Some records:
[start]
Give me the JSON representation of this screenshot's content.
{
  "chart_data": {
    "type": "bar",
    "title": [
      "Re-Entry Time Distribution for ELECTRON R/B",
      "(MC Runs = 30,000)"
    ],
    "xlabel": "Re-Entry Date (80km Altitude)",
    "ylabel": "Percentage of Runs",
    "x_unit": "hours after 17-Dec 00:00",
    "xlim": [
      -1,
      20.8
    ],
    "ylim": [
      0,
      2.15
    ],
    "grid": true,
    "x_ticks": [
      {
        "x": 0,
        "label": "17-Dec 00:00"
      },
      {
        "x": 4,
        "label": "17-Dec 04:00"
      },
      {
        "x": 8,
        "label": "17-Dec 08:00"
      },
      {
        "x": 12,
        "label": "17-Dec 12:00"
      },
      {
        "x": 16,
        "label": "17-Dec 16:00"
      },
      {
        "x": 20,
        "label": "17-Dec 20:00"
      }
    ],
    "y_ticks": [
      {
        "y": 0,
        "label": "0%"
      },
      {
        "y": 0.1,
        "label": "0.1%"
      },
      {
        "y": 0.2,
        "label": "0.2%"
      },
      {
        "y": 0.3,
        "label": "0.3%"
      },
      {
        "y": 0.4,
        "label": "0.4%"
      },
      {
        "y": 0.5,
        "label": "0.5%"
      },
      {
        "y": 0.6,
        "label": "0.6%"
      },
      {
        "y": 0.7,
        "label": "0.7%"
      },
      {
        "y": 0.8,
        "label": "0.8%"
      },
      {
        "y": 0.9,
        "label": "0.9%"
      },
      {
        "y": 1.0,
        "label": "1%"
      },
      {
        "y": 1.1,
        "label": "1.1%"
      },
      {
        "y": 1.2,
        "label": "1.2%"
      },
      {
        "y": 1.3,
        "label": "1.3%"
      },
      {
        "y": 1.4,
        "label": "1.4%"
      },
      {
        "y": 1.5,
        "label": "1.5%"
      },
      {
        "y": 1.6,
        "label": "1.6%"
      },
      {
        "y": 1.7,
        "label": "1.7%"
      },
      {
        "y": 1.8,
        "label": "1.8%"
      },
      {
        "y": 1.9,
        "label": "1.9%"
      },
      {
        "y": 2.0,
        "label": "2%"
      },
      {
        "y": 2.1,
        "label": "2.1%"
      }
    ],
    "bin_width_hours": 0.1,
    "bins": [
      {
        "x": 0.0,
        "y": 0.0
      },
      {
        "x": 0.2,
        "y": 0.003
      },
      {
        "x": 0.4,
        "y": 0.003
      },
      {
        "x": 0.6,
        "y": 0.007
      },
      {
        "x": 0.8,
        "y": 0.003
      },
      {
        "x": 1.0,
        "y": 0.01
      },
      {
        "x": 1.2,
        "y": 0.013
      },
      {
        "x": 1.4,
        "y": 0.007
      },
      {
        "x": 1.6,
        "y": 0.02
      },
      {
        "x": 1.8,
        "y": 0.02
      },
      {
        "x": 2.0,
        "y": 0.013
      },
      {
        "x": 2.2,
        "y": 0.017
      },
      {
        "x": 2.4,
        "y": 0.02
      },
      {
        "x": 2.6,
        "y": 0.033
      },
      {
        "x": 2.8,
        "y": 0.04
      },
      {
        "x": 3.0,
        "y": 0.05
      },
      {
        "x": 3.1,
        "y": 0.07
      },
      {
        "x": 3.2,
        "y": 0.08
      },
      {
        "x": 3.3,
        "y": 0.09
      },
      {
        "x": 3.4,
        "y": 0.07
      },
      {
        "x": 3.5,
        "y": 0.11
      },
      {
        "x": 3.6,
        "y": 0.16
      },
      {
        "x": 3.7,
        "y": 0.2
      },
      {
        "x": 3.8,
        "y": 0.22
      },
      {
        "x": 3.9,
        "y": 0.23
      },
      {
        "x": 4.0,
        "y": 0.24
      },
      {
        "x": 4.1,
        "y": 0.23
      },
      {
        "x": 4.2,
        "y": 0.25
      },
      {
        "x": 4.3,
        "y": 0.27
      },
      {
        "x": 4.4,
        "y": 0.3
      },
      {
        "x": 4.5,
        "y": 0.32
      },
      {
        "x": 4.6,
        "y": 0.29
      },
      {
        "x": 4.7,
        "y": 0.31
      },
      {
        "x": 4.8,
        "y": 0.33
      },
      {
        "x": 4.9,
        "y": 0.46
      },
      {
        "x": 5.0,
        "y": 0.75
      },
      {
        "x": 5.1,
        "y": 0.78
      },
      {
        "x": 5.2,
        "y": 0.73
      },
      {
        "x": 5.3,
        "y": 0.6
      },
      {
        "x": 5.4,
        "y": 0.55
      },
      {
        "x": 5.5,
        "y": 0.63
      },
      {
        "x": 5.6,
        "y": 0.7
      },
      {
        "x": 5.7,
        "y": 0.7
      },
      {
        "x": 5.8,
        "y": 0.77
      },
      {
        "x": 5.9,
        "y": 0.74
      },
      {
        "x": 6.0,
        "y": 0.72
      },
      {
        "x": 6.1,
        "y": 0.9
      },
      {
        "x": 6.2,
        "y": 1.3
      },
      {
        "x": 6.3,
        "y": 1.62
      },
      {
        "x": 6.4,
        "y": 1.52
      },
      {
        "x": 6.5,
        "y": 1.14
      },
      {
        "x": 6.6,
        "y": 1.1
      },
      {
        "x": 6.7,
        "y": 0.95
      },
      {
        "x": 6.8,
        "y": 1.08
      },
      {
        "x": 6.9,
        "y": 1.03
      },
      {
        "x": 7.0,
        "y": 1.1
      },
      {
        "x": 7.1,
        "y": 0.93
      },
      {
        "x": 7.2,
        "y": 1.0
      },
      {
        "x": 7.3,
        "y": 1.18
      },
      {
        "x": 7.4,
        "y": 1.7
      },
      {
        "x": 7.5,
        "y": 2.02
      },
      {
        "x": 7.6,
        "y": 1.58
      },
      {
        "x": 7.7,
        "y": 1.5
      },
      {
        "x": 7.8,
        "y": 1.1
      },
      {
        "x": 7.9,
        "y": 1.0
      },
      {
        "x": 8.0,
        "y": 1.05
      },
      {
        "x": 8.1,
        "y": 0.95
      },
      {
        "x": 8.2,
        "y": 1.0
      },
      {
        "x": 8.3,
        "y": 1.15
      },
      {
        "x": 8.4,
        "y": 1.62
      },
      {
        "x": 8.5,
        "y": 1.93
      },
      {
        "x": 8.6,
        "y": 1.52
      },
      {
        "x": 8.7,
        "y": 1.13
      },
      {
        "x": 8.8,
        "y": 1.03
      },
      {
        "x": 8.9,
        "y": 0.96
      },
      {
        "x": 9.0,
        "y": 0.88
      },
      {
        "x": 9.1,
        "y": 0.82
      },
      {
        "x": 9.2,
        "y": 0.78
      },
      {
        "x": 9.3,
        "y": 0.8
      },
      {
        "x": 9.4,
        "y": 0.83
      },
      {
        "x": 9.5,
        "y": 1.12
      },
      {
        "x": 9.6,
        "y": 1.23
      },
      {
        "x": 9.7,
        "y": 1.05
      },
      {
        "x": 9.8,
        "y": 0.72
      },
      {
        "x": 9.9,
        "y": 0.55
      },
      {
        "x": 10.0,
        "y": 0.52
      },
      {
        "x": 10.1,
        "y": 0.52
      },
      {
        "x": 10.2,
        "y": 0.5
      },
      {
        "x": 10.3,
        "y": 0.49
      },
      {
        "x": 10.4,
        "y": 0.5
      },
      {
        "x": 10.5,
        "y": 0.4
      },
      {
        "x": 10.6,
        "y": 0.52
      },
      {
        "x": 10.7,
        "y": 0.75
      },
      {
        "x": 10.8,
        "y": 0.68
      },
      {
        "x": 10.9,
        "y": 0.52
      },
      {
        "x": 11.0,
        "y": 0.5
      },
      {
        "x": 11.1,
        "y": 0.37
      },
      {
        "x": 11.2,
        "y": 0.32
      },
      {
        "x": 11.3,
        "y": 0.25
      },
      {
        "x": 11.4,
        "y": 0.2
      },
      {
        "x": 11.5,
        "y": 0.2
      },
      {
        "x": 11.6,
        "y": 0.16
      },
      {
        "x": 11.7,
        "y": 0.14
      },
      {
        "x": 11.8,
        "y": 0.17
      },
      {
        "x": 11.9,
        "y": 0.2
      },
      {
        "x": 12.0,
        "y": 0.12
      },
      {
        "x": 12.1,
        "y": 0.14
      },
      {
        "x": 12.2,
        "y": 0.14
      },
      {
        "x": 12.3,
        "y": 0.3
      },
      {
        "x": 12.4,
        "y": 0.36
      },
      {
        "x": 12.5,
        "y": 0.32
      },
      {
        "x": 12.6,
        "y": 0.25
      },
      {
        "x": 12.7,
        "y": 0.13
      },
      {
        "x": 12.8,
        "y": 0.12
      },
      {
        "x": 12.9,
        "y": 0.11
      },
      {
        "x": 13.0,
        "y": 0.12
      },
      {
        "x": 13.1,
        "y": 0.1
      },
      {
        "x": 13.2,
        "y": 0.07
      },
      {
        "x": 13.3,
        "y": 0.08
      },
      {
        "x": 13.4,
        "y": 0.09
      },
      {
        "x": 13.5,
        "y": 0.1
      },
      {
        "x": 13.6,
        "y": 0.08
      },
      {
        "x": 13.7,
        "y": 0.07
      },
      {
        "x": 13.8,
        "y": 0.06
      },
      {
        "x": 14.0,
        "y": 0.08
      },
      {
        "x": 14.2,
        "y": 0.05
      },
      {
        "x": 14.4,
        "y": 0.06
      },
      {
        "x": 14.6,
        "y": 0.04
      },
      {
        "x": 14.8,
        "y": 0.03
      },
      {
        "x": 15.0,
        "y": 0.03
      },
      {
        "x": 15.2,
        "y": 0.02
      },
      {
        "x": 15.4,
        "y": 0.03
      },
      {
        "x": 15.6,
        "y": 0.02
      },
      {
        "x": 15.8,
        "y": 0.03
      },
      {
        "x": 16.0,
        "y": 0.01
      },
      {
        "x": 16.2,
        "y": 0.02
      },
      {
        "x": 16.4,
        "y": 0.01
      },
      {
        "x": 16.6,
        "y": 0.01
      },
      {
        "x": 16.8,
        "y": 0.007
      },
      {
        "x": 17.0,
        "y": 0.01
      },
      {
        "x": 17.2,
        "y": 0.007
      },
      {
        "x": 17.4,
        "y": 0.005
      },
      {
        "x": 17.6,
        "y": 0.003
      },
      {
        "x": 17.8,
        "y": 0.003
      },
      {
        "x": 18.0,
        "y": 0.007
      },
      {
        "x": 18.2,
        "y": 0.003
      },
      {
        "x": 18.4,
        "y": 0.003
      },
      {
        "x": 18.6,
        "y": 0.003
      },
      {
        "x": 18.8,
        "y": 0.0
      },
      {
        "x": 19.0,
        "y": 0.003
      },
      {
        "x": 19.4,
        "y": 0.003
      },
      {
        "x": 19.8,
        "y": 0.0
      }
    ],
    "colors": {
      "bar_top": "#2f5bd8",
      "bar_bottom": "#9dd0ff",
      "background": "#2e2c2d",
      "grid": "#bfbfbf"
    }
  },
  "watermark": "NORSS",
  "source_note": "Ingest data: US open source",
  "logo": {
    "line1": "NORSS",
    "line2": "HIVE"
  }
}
[end]
#### Aim of the exercise
Above are some records. Report the number of their lines that include "Runs", and add nothing else.

#### Exercise solution
2